SELECTED TEXT:
━━━━━━
![pipeline](pictures/pictures.002.png)

# Text-Fabric from ETCBC

This notebook assembles the data from the ETCBC that is needed
to compile its datasets in text-fabric-format on GitHub.
Ultimately the data for the website [SHEBANQ](https://shebanq.ancient-data.org) will be
derived from these Text-Fabric-sources.

## Pipeline
This is **pipe 1** of the pipeline from ETCBC data to the website SHEBANQ.

A run of this pipe produces a data *version*.
It should be run whenever there are new or updated data sources present that affect the output data.
Since all input data is delivered in a GitHub repo, we have excellent machinery to
work with versioning.

The pipe works by executing a series of programs, contained in GitHub repositories.
For each repository in the pipe, a series of notebooks will be executed.
See [script mode](https://github.com/ETCBC/pipeline/blob/master/README.md#operation) for
details on how we call notebooks.

All this is specified in the configuration below.

### Core data

The core data is delivered by the ETCBC as `bhsa.mql.bz2` in
the GitHub repo [bhsa](https://github.com/ETCBC/bhsa) in directory `source`.

This data will be converted by `coreData` in the `programs` directory.

The result of this action will be an updated Text-Fabric resource in its
`tf/core` directory.

### Additional data

Researchers have contributed to the dataset,
but not all that data is in the core.
They are typically in the repository where the research has been
executed, and where the data is documented.

Before the pipe starts, these repos must be pulled.

In [1]:
%load_ext autoreload
%autoreload 2

In [2]:
from pipeline import runPipeline, copyVersion

# Config

In [3]:
CORE_NAME = "bhsa"
━━━━━━
STORED DATA:
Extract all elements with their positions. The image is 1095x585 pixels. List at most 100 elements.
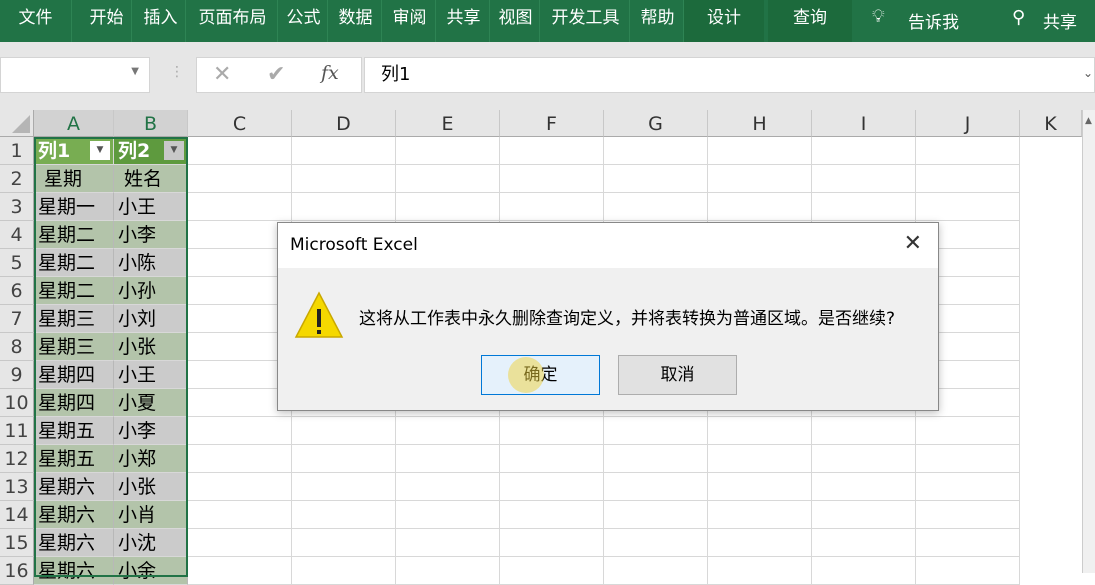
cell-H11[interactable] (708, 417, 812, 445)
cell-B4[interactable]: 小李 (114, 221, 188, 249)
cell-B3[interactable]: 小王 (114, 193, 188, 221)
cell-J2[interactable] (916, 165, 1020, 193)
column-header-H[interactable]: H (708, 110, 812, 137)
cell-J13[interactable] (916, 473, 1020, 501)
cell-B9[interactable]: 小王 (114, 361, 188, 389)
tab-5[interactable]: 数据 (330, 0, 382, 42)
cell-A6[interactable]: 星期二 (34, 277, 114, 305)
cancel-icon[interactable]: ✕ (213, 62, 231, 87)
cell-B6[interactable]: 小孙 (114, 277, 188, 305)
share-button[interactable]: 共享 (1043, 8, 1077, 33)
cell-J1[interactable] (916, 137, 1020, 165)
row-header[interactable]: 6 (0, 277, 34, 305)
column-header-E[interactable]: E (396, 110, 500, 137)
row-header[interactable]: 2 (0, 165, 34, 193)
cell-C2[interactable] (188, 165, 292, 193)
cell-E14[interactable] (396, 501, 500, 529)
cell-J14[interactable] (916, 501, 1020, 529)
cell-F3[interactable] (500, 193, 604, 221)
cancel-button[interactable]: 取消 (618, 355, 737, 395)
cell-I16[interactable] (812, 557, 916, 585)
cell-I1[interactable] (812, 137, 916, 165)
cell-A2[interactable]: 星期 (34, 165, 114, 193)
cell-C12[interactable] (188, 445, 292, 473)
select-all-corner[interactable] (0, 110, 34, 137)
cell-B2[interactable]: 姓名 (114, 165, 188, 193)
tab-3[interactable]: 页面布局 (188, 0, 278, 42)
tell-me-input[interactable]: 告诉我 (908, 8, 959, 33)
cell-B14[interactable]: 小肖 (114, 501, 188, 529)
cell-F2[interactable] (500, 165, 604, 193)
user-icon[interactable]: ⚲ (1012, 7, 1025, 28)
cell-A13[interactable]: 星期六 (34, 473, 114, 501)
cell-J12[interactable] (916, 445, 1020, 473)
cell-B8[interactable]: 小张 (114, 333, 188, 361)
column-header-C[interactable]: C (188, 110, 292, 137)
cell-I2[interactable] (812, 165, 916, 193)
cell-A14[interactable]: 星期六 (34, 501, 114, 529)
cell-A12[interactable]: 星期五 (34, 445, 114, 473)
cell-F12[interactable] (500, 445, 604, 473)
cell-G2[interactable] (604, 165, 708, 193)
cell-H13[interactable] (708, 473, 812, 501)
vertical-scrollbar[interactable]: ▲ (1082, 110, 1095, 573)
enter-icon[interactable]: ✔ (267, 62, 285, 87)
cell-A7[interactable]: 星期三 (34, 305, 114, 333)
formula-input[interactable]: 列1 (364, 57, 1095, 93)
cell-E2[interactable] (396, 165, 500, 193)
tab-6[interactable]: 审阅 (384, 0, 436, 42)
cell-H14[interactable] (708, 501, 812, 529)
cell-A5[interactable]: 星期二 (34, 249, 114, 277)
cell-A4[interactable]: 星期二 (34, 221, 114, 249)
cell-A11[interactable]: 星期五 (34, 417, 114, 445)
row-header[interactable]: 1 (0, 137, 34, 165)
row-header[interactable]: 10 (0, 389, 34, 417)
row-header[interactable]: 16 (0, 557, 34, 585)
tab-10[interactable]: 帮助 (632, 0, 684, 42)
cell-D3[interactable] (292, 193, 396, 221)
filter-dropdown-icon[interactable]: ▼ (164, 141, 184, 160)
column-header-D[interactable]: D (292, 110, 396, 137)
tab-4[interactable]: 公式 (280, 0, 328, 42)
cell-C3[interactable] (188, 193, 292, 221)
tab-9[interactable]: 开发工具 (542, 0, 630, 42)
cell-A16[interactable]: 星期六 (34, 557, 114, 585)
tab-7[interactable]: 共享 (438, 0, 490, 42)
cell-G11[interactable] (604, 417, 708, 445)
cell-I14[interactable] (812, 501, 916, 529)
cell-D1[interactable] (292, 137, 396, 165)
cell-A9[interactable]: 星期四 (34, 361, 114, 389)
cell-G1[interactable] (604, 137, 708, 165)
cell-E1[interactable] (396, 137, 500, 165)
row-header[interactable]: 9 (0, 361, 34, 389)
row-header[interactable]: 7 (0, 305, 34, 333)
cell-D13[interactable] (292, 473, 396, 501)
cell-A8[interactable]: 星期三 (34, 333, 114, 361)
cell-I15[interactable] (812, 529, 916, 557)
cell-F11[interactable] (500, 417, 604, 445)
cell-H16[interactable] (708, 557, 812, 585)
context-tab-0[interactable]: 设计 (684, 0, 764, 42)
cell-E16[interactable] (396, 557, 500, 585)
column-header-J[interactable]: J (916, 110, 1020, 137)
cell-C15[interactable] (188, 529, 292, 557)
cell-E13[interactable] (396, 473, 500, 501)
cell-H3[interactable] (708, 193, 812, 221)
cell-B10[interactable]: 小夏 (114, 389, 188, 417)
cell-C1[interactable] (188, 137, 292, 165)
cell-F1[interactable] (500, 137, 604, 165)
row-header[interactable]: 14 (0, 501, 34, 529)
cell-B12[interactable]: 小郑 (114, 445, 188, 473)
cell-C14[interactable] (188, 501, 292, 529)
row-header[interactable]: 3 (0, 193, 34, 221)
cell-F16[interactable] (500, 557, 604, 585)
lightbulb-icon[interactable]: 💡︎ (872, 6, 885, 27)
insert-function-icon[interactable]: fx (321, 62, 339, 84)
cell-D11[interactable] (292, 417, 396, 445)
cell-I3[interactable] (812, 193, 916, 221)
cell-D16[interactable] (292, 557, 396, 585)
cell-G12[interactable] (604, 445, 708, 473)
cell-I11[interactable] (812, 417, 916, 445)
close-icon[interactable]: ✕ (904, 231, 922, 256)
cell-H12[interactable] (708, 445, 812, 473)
━━━━━━
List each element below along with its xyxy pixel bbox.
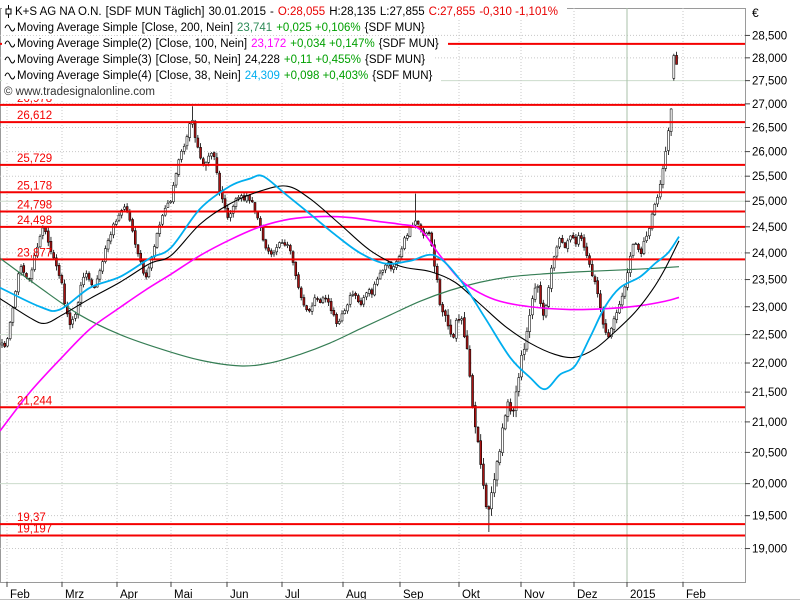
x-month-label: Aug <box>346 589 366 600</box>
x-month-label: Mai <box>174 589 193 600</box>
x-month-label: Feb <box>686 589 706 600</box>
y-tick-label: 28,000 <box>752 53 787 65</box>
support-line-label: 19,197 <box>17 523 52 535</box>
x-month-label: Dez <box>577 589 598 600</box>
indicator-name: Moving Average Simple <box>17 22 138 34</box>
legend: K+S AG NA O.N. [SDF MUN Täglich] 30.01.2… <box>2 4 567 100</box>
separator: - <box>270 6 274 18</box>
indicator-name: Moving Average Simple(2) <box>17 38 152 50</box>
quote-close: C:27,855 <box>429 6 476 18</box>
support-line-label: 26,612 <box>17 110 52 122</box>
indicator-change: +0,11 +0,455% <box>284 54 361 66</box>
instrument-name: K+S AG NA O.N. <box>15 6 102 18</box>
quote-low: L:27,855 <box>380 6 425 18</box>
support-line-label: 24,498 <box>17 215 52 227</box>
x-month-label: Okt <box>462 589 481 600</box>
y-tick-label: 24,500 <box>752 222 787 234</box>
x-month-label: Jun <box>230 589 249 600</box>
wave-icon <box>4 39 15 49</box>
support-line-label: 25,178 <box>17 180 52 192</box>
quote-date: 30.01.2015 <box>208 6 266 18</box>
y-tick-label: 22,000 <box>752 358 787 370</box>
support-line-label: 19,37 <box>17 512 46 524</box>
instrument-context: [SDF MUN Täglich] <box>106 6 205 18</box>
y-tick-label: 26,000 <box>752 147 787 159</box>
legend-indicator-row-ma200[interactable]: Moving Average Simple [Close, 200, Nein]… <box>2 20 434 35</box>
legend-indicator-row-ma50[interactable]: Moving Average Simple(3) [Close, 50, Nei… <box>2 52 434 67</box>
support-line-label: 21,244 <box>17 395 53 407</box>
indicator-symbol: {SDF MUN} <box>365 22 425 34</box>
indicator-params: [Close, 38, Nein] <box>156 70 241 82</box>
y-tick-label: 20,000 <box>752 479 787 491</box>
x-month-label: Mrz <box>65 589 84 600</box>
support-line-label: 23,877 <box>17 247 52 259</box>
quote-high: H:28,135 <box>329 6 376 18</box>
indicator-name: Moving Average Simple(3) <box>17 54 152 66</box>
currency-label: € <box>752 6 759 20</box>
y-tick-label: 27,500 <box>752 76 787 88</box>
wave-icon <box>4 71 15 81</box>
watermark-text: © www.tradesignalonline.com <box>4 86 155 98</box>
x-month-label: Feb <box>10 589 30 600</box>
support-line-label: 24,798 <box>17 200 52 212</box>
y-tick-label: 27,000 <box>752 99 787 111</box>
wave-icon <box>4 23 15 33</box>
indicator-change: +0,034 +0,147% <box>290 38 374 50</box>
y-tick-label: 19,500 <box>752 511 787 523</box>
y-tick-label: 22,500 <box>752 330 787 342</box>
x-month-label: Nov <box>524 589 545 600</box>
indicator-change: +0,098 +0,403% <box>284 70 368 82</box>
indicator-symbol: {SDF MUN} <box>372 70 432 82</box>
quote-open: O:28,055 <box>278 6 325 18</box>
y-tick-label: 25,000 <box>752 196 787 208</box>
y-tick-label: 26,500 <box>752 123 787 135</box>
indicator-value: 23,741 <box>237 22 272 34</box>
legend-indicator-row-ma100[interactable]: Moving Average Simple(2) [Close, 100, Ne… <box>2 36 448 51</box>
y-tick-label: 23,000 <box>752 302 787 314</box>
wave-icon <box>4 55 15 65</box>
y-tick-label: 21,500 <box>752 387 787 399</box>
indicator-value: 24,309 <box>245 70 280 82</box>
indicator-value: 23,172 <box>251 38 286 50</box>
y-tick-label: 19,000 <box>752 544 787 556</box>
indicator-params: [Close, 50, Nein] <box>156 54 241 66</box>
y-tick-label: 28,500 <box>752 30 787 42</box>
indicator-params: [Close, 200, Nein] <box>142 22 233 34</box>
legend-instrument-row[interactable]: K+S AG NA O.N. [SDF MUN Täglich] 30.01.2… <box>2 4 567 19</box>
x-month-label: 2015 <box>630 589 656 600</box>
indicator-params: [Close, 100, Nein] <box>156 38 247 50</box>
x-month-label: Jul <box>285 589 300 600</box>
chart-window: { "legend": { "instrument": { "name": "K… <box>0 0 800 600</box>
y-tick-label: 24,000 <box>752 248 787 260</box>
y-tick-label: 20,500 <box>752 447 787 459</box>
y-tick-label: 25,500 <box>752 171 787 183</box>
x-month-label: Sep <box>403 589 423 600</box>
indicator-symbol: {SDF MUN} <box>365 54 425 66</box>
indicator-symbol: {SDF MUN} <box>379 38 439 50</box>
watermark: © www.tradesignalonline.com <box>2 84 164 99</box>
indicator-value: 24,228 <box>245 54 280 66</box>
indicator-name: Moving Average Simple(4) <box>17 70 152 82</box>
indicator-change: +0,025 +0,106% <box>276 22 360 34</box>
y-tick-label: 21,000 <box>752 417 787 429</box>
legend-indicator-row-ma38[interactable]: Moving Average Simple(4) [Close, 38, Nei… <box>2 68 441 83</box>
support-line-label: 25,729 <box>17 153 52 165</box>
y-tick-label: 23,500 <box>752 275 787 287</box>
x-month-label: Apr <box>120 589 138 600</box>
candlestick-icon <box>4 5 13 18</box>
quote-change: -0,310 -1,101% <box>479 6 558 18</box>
━━━━━━
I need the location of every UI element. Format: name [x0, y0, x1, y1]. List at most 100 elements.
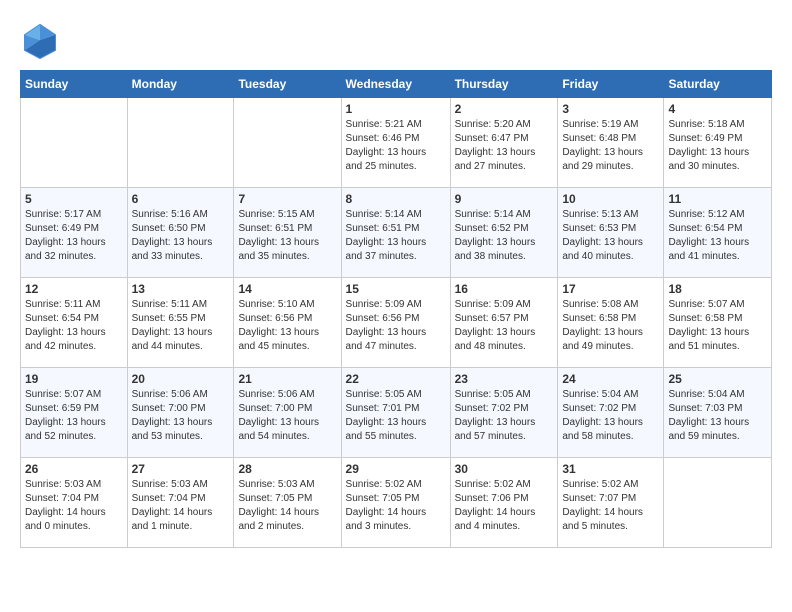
━━━━━━
WHAT IS NEEDED: Transcribe the passage of the ETCBC pipeline text above from "Ultimately the data" to "in GitHub repositories.".

EXPECTED ANSWER:
Ultimately the data for the website [SHEBANQ](https://shebanq.ancient-data.org) will be
derived from these Text-Fabric-sources.

## Pipeline
This is **pipe 1** of the pipeline from ETCBC data to the website SHEBANQ.

A run of this pipe produces a data *version*.
It should be run whenever there are new or updated data sources present that affect the output data.
Since all input data is delivered in a GitHub repo, we have excellent machinery to
work with versioning.

The pipe works by executing a series of programs, contained in GitHub repositories.